### Data shown
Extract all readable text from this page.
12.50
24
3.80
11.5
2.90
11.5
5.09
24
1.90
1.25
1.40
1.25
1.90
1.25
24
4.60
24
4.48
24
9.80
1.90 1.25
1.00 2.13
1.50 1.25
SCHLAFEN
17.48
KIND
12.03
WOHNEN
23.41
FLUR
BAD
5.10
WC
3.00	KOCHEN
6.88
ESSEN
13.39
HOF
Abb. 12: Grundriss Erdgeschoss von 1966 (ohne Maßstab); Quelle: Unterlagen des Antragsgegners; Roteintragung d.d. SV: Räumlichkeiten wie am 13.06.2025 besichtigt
---
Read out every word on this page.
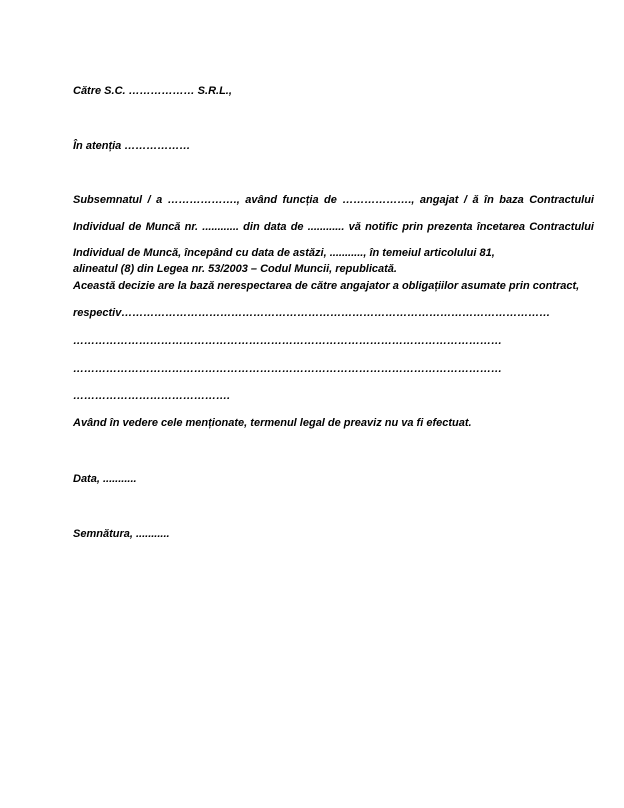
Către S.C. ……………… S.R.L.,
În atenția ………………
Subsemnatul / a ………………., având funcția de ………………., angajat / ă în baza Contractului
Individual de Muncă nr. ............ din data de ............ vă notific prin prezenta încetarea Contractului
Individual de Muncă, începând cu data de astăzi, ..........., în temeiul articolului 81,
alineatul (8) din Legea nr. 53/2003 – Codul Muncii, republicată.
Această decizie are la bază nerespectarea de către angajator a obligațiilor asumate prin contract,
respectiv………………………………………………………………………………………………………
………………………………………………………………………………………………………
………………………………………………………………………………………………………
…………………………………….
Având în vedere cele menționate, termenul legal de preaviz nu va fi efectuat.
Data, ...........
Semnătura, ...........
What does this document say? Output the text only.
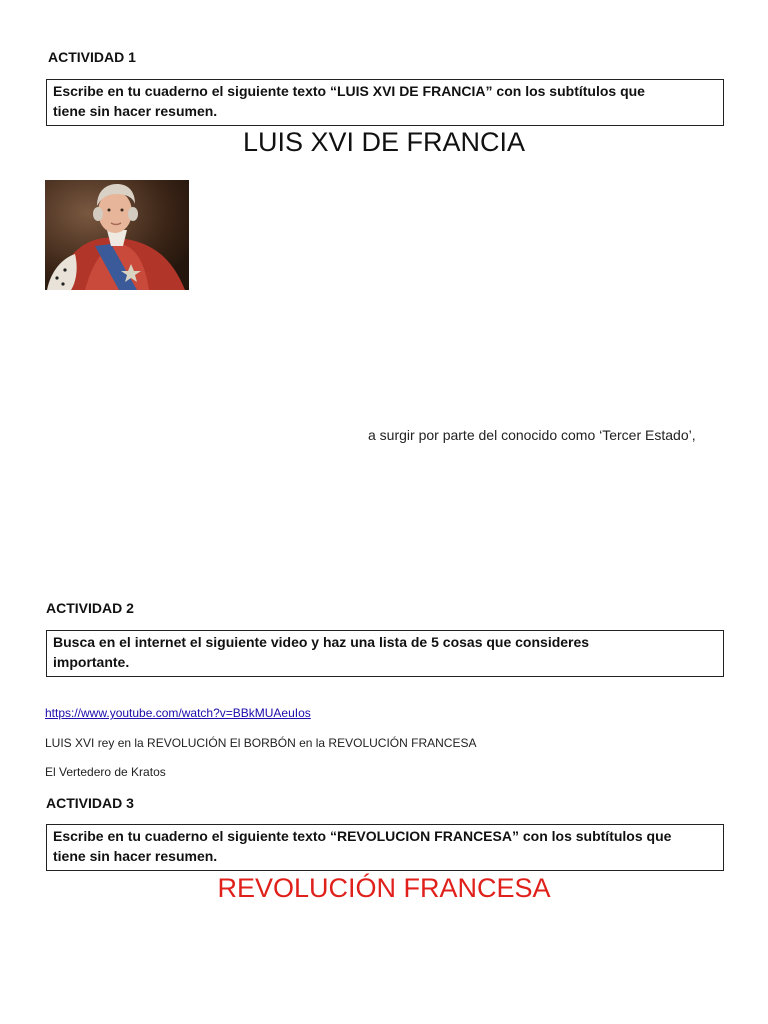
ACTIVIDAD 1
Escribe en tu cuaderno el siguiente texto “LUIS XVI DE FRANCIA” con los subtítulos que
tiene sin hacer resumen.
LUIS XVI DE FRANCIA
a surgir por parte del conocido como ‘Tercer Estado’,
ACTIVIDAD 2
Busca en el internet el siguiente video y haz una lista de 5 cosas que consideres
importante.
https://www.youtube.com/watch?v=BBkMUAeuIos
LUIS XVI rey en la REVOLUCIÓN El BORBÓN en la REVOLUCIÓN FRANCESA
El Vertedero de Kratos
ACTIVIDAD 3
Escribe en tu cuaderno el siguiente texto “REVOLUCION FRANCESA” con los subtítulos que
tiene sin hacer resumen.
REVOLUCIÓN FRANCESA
...
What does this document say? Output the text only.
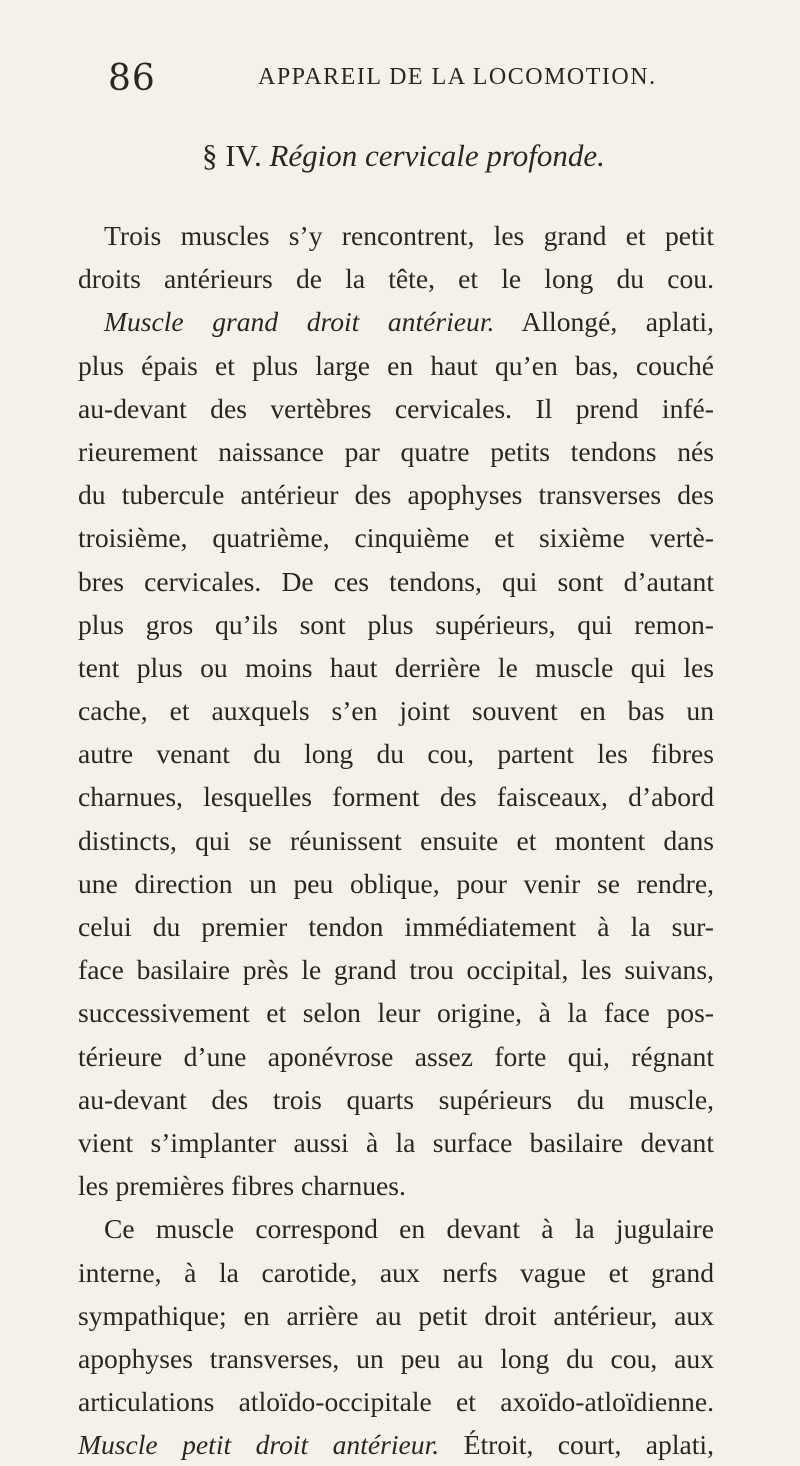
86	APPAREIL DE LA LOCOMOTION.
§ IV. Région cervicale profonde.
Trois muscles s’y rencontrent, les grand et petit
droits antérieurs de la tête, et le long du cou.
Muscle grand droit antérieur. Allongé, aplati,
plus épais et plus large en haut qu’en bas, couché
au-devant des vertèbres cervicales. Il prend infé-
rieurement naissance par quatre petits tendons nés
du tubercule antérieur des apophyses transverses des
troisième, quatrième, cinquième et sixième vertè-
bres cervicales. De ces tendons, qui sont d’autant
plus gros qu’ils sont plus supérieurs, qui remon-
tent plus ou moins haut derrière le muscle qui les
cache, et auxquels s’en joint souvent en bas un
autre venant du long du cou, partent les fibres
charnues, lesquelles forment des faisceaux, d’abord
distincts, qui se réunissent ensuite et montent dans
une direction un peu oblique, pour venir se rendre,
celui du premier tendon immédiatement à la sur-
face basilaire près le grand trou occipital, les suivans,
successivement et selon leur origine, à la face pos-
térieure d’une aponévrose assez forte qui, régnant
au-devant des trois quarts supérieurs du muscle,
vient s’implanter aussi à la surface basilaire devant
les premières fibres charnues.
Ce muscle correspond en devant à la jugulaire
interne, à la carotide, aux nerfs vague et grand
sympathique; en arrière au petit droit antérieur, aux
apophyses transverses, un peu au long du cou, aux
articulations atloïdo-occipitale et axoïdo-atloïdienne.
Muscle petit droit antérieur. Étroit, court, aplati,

### Task to carry out
Scan the material and collect every line that contains "basilaire".

### Exercise solution
face basilaire près le grand trou occipital, les suivans,
vient s’implanter aussi à la surface basilaire devant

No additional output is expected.